Saved data entries:

#####

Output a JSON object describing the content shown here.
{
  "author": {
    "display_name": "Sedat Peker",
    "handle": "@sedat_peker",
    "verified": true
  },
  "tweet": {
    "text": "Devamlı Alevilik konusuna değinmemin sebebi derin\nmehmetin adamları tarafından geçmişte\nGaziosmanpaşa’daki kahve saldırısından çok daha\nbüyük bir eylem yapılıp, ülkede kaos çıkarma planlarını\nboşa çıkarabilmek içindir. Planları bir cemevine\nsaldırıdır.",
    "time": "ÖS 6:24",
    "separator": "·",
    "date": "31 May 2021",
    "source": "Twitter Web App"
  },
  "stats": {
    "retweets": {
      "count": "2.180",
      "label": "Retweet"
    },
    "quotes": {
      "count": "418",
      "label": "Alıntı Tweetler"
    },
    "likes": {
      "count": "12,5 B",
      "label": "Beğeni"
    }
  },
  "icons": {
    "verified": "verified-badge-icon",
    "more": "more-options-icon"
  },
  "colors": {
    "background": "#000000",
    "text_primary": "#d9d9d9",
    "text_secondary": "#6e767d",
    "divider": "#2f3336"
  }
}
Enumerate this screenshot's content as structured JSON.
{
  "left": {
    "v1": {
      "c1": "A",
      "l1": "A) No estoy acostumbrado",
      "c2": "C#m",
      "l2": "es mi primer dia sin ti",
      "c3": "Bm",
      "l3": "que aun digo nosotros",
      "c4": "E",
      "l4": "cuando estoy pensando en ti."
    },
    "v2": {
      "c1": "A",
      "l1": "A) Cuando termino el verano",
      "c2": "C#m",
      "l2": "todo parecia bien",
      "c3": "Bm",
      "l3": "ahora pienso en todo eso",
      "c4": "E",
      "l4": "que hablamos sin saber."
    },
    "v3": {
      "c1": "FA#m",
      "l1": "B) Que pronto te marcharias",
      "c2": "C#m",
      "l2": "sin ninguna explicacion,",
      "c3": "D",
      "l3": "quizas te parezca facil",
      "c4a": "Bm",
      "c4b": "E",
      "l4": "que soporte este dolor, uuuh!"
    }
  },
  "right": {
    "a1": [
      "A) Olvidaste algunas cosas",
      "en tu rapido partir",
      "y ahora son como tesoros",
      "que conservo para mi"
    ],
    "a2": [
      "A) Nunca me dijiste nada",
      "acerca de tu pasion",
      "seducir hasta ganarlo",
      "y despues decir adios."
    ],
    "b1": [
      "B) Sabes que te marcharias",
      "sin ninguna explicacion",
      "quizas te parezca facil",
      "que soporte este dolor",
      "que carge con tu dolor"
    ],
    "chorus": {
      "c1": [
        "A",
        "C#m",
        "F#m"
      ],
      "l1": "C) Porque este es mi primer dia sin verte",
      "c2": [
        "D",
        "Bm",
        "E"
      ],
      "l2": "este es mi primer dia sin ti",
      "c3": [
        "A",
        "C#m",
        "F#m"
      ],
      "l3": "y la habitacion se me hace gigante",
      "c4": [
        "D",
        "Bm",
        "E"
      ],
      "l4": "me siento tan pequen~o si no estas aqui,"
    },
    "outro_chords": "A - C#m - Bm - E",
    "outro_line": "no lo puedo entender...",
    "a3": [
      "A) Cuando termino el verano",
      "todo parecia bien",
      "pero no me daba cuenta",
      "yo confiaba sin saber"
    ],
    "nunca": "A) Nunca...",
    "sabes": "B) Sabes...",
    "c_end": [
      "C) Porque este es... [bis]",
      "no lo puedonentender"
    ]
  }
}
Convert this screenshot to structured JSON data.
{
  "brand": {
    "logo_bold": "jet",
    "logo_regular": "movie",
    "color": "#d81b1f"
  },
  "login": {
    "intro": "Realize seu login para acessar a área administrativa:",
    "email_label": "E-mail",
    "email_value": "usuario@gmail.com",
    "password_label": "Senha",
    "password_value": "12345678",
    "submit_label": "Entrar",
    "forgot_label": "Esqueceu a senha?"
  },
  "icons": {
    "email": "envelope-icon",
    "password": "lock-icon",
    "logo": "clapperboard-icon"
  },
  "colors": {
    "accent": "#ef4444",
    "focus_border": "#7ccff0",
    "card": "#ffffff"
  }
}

#####

**GIVEN EXERCISE:** What is the number of lines that hold the string "bien"? Give it alone.

**SOLUTION:** 2